Every entry below should be transcribed exactly; pictures stay out of the copy.

**MATERIAL PROVIDED**
────────
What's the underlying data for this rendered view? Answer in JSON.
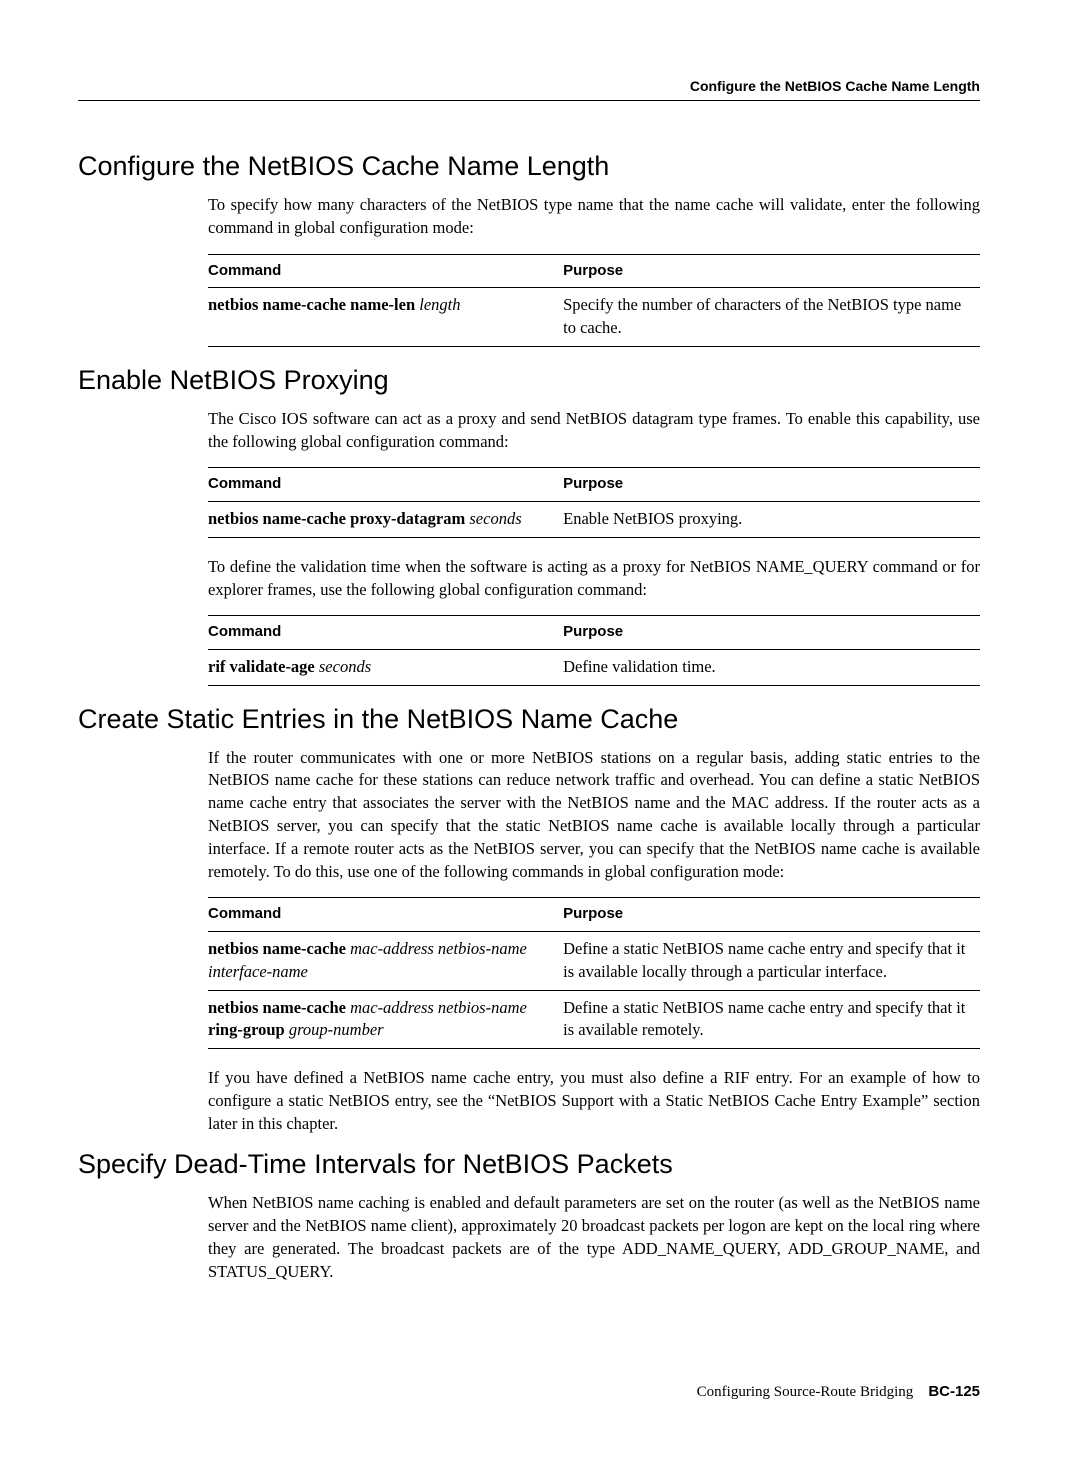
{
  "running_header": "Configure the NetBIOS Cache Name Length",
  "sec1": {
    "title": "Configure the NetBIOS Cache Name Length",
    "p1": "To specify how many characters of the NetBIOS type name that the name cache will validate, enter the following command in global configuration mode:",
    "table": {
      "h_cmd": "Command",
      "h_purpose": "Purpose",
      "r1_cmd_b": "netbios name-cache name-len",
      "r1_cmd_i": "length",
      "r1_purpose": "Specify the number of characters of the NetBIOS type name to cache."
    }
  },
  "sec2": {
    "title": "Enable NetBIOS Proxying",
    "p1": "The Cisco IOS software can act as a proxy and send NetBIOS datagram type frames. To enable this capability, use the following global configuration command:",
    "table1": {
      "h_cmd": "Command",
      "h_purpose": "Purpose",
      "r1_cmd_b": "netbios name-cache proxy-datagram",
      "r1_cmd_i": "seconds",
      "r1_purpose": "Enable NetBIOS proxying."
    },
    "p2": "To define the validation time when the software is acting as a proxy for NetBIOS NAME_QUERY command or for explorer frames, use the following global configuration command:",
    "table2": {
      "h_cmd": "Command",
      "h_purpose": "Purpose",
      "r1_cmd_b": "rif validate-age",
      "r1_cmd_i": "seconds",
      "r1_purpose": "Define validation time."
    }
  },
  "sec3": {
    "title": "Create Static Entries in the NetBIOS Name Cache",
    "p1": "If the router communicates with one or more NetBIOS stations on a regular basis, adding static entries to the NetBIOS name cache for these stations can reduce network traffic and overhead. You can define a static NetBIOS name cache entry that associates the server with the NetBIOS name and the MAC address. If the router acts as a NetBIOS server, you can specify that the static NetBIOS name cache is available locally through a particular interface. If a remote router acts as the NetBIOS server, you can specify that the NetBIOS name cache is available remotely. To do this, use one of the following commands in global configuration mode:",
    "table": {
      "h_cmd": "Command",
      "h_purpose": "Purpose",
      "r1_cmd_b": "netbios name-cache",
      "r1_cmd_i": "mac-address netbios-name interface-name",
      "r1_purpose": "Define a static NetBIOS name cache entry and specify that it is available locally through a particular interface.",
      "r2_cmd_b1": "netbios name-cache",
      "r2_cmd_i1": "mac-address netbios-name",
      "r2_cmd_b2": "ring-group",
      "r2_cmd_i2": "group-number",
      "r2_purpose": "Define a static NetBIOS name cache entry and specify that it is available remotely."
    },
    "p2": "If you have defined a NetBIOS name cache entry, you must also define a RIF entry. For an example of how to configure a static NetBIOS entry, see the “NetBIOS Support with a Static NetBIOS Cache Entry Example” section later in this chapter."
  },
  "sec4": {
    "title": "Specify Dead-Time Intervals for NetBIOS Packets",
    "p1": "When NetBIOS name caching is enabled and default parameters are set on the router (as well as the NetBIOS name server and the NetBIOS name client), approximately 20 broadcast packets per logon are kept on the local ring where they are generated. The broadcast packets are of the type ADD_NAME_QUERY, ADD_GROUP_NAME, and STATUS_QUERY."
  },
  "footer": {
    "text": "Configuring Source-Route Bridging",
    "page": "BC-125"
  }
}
────────
**SOLUTION**
What's the underlying data for this rendered view? Answer in JSON.
{
  "running_header": "Configure the NetBIOS Cache Name Length",
  "sec1": {
    "title": "Configure the NetBIOS Cache Name Length",
    "p1": "To specify how many characters of the NetBIOS type name that the name cache will validate, enter the following command in global configuration mode:",
    "table": {
      "h_cmd": "Command",
      "h_purpose": "Purpose",
      "r1_cmd_b": "netbios name-cache name-len",
      "r1_cmd_i": "length",
      "r1_purpose": "Specify the number of characters of the NetBIOS type name to cache."
    }
  },
  "sec2": {
    "title": "Enable NetBIOS Proxying",
    "p1": "The Cisco IOS software can act as a proxy and send NetBIOS datagram type frames. To enable this capability, use the following global configuration command:",
    "table1": {
      "h_cmd": "Command",
      "h_purpose": "Purpose",
      "r1_cmd_b": "netbios name-cache proxy-datagram",
      "r1_cmd_i": "seconds",
      "r1_purpose": "Enable NetBIOS proxying."
    },
    "p2": "To define the validation time when the software is acting as a proxy for NetBIOS NAME_QUERY command or for explorer frames, use the following global configuration command:",
    "table2": {
      "h_cmd": "Command",
      "h_purpose": "Purpose",
      "r1_cmd_b": "rif validate-age",
      "r1_cmd_i": "seconds",
      "r1_purpose": "Define validation time."
    }
  },
  "sec3": {
    "title": "Create Static Entries in the NetBIOS Name Cache",
    "p1": "If the router communicates with one or more NetBIOS stations on a regular basis, adding static entries to the NetBIOS name cache for these stations can reduce network traffic and overhead. You can define a static NetBIOS name cache entry that associates the server with the NetBIOS name and the MAC address. If the router acts as a NetBIOS server, you can specify that the static NetBIOS name cache is available locally through a particular interface. If a remote router acts as the NetBIOS server, you can specify that the NetBIOS name cache is available remotely. To do this, use one of the following commands in global configuration mode:",
    "table": {
      "h_cmd": "Command",
      "h_purpose": "Purpose",
      "r1_cmd_b": "netbios name-cache",
      "r1_cmd_i": "mac-address netbios-name interface-name",
      "r1_purpose": "Define a static NetBIOS name cache entry and specify that it is available locally through a particular interface.",
      "r2_cmd_b1": "netbios name-cache",
      "r2_cmd_i1": "mac-address netbios-name",
      "r2_cmd_b2": "ring-group",
      "r2_cmd_i2": "group-number",
      "r2_purpose": "Define a static NetBIOS name cache entry and specify that it is available remotely."
    },
    "p2": "If you have defined a NetBIOS name cache entry, you must also define a RIF entry. For an example of how to configure a static NetBIOS entry, see the “NetBIOS Support with a Static NetBIOS Cache Entry Example” section later in this chapter."
  },
  "sec4": {
    "title": "Specify Dead-Time Intervals for NetBIOS Packets",
    "p1": "When NetBIOS name caching is enabled and default parameters are set on the router (as well as the NetBIOS name server and the NetBIOS name client), approximately 20 broadcast packets per logon are kept on the local ring where they are generated. The broadcast packets are of the type ADD_NAME_QUERY, ADD_GROUP_NAME, and STATUS_QUERY."
  },
  "footer": {
    "text": "Configuring Source-Route Bridging",
    "page": "BC-125"
  }
}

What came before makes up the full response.